### What is being asked
Extract every line where the string "name" appears.

### Recorded information
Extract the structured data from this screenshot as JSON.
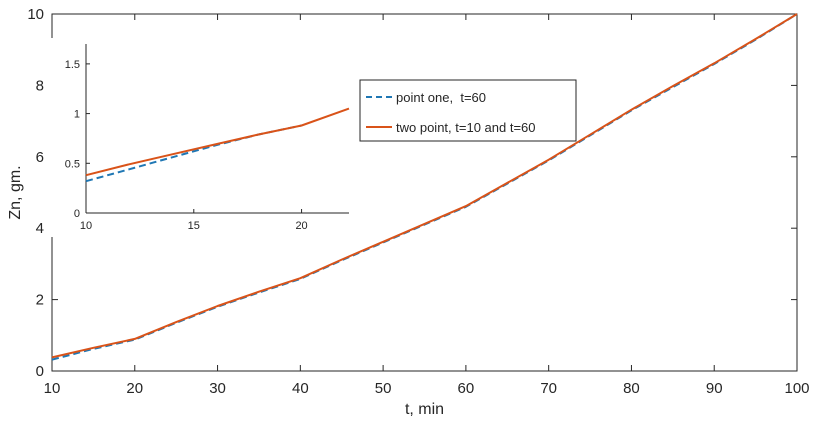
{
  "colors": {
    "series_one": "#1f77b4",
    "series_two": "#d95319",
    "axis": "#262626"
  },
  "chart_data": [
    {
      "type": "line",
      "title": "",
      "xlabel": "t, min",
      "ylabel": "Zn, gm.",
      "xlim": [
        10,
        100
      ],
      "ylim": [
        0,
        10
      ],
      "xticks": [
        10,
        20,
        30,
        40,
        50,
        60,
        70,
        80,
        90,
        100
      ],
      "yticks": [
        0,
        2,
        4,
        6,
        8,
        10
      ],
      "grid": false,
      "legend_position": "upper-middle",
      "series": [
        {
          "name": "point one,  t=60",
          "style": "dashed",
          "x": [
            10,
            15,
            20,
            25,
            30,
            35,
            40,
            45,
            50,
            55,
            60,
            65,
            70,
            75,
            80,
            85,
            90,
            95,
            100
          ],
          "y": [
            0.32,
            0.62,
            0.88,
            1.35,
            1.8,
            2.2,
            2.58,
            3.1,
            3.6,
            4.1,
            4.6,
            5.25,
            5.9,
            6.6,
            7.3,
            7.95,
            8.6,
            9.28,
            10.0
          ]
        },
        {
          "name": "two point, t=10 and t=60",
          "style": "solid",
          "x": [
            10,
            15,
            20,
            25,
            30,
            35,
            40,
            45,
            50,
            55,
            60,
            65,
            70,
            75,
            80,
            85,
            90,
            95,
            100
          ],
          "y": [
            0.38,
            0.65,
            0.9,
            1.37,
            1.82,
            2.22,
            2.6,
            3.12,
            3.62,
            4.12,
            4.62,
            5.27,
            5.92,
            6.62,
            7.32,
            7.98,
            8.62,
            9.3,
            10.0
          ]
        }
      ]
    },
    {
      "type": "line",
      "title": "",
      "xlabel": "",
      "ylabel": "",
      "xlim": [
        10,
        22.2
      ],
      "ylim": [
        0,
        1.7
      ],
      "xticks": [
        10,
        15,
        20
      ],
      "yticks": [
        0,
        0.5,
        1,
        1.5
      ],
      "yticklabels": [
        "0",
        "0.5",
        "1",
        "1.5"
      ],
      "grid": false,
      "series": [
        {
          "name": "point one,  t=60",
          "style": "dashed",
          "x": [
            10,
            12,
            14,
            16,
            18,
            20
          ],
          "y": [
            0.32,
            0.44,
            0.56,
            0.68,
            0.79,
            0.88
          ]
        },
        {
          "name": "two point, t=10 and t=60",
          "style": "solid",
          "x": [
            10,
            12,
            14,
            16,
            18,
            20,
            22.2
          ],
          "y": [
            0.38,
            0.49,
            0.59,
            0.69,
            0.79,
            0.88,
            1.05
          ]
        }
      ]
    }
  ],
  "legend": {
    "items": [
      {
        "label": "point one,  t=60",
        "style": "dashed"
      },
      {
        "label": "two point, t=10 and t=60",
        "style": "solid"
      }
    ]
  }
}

==

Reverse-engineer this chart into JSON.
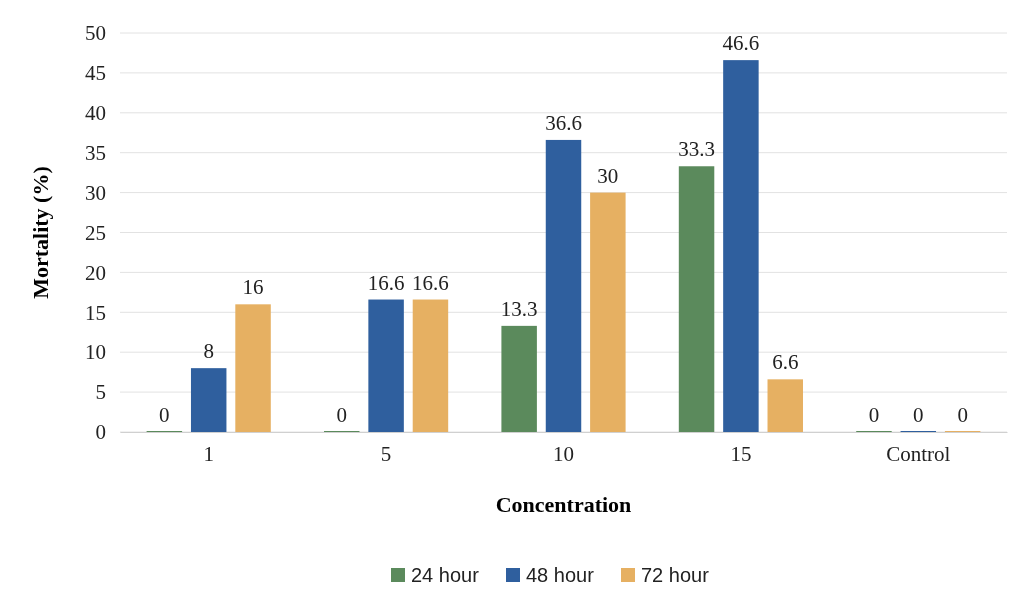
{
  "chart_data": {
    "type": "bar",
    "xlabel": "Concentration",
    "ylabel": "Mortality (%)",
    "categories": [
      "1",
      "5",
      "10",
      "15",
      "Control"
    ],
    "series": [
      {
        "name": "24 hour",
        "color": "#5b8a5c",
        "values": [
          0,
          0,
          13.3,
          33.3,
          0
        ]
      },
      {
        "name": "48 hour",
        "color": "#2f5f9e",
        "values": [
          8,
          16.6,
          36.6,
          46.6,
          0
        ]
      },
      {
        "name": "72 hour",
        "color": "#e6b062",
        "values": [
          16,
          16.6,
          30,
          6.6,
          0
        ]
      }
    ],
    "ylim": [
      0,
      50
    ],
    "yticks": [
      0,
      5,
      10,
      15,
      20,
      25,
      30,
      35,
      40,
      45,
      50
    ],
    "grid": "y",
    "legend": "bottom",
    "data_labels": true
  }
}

### Complete answer
          "name": "point one,  t=60",
          "name": "two point, t=10 and t=60",
          "name": "point one,  t=60",
          "name": "two point, t=10 and t=60",
        "name": "24 hour",
        "name": "48 hour",
        "name": "72 hour",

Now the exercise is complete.